:: Task brief ::
Find how many lines of the listing include the string "Auto", and report only that figure.

:: Supplied records ::
START

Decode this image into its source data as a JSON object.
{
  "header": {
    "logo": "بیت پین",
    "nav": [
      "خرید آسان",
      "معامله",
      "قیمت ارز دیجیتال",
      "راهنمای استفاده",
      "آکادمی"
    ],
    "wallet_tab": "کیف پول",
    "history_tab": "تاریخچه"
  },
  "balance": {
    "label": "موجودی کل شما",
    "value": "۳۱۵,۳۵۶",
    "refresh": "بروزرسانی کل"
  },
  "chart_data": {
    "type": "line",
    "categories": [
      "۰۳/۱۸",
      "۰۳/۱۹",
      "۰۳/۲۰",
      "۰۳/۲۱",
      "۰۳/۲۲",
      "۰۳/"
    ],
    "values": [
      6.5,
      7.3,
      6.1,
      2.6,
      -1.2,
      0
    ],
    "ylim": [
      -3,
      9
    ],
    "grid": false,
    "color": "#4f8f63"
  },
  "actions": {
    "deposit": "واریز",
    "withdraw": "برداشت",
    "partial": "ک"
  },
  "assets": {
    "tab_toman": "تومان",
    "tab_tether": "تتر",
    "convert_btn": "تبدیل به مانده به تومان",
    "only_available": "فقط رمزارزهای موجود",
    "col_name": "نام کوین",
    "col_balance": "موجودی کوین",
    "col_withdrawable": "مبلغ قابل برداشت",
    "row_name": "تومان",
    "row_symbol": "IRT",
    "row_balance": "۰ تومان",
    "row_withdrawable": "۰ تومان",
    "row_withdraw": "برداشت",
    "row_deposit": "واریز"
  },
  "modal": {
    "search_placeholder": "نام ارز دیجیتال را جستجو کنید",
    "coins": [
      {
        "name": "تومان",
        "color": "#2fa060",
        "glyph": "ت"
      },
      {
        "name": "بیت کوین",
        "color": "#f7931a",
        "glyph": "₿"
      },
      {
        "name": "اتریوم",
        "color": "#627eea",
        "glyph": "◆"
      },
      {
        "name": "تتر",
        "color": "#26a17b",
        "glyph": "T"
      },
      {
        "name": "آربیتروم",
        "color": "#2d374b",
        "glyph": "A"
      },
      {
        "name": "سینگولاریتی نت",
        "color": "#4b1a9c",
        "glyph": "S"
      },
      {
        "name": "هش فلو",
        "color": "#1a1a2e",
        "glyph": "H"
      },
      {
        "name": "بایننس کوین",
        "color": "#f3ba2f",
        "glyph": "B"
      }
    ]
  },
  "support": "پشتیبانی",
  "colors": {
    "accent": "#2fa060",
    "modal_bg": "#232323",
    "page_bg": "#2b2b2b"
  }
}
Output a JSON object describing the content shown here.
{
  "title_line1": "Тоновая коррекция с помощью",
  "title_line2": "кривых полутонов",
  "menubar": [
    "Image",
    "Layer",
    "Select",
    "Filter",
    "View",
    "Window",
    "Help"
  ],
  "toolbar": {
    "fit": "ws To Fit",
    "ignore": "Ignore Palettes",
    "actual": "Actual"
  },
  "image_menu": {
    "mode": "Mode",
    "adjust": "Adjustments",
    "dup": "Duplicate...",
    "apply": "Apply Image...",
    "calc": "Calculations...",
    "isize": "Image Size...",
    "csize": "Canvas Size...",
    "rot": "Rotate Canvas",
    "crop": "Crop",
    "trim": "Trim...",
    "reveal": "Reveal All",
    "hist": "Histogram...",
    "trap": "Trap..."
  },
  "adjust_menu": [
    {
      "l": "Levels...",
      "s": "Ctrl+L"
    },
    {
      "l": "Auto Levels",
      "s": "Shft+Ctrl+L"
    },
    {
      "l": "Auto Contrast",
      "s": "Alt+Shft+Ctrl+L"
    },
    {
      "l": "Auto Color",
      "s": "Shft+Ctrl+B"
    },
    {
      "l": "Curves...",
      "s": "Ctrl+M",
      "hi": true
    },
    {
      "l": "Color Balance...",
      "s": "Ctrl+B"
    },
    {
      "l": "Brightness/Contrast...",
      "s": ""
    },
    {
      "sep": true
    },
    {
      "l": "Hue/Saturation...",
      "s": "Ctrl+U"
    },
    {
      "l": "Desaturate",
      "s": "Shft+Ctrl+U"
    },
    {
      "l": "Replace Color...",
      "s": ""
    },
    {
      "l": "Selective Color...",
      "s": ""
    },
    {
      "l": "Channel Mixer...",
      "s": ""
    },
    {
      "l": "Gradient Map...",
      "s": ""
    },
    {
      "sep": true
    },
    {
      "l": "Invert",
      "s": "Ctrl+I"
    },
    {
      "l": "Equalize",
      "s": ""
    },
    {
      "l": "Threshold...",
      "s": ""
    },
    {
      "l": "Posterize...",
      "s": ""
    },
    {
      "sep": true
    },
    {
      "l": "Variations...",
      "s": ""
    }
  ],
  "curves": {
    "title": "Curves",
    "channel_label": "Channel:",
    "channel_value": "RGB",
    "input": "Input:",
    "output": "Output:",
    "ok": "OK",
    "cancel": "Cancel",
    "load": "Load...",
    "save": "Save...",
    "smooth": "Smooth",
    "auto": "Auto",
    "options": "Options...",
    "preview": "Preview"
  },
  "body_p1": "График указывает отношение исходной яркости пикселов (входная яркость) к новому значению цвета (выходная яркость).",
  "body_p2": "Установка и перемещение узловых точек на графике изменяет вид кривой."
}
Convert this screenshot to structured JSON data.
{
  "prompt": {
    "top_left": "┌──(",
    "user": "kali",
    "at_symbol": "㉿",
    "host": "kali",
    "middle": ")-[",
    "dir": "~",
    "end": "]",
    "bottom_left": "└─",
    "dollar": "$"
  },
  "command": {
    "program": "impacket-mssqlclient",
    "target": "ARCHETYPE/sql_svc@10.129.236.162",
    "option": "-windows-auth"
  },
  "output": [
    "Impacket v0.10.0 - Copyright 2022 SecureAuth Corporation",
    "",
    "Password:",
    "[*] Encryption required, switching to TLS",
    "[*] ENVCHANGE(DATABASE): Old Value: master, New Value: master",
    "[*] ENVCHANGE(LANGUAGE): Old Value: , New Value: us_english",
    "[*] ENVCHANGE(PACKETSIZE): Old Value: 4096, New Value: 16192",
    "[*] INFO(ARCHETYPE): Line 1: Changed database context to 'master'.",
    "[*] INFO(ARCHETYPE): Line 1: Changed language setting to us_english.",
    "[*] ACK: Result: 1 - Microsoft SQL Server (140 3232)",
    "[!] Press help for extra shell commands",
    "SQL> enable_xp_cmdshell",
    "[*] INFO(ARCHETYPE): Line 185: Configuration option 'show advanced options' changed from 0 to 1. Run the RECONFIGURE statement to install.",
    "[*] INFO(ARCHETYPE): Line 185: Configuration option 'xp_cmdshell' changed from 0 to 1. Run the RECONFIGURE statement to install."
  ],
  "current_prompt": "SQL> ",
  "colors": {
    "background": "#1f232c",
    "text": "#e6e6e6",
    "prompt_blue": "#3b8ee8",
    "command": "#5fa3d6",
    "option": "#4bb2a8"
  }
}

END

:: Exercise answer ::
4